Records from a data source:
══════════

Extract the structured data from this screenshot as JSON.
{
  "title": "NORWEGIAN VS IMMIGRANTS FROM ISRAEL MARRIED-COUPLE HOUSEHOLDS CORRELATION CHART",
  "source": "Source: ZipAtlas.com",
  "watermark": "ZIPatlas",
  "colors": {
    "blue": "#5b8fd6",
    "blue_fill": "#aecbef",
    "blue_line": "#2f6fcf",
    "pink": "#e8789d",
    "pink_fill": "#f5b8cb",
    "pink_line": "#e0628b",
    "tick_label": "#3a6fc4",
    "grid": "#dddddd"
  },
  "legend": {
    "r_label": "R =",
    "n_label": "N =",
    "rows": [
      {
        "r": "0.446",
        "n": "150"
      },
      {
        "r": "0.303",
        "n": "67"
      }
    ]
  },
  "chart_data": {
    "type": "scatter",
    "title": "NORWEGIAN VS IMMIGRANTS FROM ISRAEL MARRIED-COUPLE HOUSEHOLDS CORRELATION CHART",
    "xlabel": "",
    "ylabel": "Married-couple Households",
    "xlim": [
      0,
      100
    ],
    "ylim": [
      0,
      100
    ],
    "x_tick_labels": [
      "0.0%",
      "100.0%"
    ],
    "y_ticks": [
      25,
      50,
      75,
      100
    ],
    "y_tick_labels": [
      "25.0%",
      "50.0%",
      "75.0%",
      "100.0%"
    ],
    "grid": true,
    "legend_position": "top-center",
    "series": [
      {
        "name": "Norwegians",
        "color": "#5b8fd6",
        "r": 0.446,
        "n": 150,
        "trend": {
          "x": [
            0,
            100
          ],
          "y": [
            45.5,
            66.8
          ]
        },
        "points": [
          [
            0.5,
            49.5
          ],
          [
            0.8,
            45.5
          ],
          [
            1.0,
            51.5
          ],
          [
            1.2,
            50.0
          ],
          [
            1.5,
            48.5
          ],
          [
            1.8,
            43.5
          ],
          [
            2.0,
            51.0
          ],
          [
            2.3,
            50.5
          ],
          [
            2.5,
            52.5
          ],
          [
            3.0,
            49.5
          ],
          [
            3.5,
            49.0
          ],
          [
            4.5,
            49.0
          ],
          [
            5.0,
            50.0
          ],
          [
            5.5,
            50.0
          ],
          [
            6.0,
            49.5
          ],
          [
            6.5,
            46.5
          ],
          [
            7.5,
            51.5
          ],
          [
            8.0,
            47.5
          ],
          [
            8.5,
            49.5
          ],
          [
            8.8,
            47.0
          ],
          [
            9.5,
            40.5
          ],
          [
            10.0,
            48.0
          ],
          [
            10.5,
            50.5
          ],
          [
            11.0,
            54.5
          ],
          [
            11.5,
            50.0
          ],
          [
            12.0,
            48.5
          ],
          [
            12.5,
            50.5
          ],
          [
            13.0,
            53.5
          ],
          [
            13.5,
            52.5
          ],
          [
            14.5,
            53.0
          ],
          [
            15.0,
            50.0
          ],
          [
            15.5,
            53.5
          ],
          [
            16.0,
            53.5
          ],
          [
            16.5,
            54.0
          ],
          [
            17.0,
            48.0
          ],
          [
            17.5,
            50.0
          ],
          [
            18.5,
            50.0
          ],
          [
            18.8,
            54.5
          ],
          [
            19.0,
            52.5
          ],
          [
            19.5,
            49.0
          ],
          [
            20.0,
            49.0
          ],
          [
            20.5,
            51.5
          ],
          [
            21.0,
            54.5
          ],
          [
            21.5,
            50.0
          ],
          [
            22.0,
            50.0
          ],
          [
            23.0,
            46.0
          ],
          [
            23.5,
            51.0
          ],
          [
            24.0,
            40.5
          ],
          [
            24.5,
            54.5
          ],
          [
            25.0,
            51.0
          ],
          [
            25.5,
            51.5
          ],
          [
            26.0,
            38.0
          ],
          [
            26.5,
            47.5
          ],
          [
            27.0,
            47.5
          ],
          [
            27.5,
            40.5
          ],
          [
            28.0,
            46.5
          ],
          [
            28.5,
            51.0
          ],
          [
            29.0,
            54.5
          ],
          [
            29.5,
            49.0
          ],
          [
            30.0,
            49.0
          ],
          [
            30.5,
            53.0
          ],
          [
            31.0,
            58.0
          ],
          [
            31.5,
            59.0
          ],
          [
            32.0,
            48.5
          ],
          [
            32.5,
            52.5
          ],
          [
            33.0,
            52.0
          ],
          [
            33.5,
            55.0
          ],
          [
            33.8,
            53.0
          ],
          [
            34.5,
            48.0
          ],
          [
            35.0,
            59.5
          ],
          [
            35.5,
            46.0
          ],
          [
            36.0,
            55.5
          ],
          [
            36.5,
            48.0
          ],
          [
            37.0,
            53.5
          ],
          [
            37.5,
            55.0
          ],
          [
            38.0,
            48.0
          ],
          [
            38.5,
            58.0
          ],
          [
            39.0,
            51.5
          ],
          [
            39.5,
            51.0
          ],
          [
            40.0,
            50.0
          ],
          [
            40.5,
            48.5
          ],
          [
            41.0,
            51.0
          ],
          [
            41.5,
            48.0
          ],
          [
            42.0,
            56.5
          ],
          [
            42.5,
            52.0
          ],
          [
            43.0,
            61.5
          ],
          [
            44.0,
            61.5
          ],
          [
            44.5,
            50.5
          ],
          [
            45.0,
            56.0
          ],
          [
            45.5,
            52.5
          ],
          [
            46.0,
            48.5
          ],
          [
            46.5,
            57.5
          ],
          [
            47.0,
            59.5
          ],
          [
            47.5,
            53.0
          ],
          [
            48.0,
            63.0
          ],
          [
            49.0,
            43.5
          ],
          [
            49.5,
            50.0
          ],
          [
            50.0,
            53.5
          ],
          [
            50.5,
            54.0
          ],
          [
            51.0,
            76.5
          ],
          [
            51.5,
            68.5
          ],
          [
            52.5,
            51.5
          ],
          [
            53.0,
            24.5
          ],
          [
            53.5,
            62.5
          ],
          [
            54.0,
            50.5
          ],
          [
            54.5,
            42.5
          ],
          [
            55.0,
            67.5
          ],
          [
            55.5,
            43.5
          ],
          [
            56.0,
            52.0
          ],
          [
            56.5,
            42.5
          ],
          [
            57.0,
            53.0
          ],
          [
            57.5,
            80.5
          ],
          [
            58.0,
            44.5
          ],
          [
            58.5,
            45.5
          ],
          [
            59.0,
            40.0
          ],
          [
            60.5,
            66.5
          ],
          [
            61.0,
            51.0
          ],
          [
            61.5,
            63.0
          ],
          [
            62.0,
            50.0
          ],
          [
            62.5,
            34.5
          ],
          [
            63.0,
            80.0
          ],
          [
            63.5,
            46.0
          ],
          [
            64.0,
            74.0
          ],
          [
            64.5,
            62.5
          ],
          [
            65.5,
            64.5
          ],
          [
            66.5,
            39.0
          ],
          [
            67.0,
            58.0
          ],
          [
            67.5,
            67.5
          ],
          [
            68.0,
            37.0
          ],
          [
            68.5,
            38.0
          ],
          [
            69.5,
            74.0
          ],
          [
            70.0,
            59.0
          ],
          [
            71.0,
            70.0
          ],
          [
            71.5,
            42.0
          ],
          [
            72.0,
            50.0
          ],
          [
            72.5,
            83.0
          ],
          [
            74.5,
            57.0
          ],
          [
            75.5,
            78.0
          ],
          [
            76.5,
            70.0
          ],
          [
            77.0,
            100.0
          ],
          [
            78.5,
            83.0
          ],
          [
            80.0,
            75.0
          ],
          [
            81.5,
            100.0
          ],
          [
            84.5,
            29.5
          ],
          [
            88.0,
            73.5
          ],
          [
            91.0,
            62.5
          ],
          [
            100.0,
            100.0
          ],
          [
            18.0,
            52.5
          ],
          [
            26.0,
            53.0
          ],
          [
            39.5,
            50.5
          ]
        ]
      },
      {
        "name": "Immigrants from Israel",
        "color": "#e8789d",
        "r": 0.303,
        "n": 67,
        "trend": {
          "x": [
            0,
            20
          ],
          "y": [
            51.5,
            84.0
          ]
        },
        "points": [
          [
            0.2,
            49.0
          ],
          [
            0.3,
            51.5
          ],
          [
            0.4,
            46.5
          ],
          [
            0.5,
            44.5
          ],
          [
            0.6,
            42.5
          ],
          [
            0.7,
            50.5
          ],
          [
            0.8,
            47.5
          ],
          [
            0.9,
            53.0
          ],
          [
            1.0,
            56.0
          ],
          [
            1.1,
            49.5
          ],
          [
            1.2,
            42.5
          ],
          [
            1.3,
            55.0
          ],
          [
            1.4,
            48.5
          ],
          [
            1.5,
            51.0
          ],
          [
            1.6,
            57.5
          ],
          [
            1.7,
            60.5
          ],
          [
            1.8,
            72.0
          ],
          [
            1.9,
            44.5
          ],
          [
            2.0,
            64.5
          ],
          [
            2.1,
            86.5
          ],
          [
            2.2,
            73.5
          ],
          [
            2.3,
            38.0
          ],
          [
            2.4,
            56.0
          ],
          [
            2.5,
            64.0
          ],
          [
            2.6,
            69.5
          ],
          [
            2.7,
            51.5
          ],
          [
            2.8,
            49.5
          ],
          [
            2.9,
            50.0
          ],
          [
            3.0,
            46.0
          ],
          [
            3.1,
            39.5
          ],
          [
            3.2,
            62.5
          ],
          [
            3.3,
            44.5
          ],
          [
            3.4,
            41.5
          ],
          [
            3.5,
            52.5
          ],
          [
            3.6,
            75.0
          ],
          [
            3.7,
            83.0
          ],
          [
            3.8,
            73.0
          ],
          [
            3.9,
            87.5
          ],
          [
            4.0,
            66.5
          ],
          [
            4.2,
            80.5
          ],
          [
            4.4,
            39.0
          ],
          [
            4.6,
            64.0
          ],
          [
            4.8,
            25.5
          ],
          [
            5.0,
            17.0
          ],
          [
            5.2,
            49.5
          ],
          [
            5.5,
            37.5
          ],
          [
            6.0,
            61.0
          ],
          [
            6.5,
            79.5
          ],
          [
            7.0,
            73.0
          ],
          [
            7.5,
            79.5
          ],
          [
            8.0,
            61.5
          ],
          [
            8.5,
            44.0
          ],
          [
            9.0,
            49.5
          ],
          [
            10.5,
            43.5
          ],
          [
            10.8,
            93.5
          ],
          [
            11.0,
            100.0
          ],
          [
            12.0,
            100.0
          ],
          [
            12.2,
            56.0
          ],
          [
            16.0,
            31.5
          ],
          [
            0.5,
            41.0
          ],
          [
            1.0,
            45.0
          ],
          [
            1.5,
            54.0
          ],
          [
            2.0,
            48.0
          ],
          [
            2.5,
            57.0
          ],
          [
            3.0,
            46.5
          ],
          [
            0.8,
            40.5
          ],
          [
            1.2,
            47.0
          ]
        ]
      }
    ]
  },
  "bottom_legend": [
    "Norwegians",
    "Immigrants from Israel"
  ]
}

══════════

• _THE TASK_:
Search the entries for the word "title", then gather every line that has it.

• _TASK ANSWER_:
  "title": "NORWEGIAN VS IMMIGRANTS FROM ISRAEL MARRIED-COUPLE HOUSEHOLDS CORRELATION CHART",
    "title": "NORWEGIAN VS IMMIGRANTS FROM ISRAEL MARRIED-COUPLE HOUSEHOLDS CORRELATION CHART",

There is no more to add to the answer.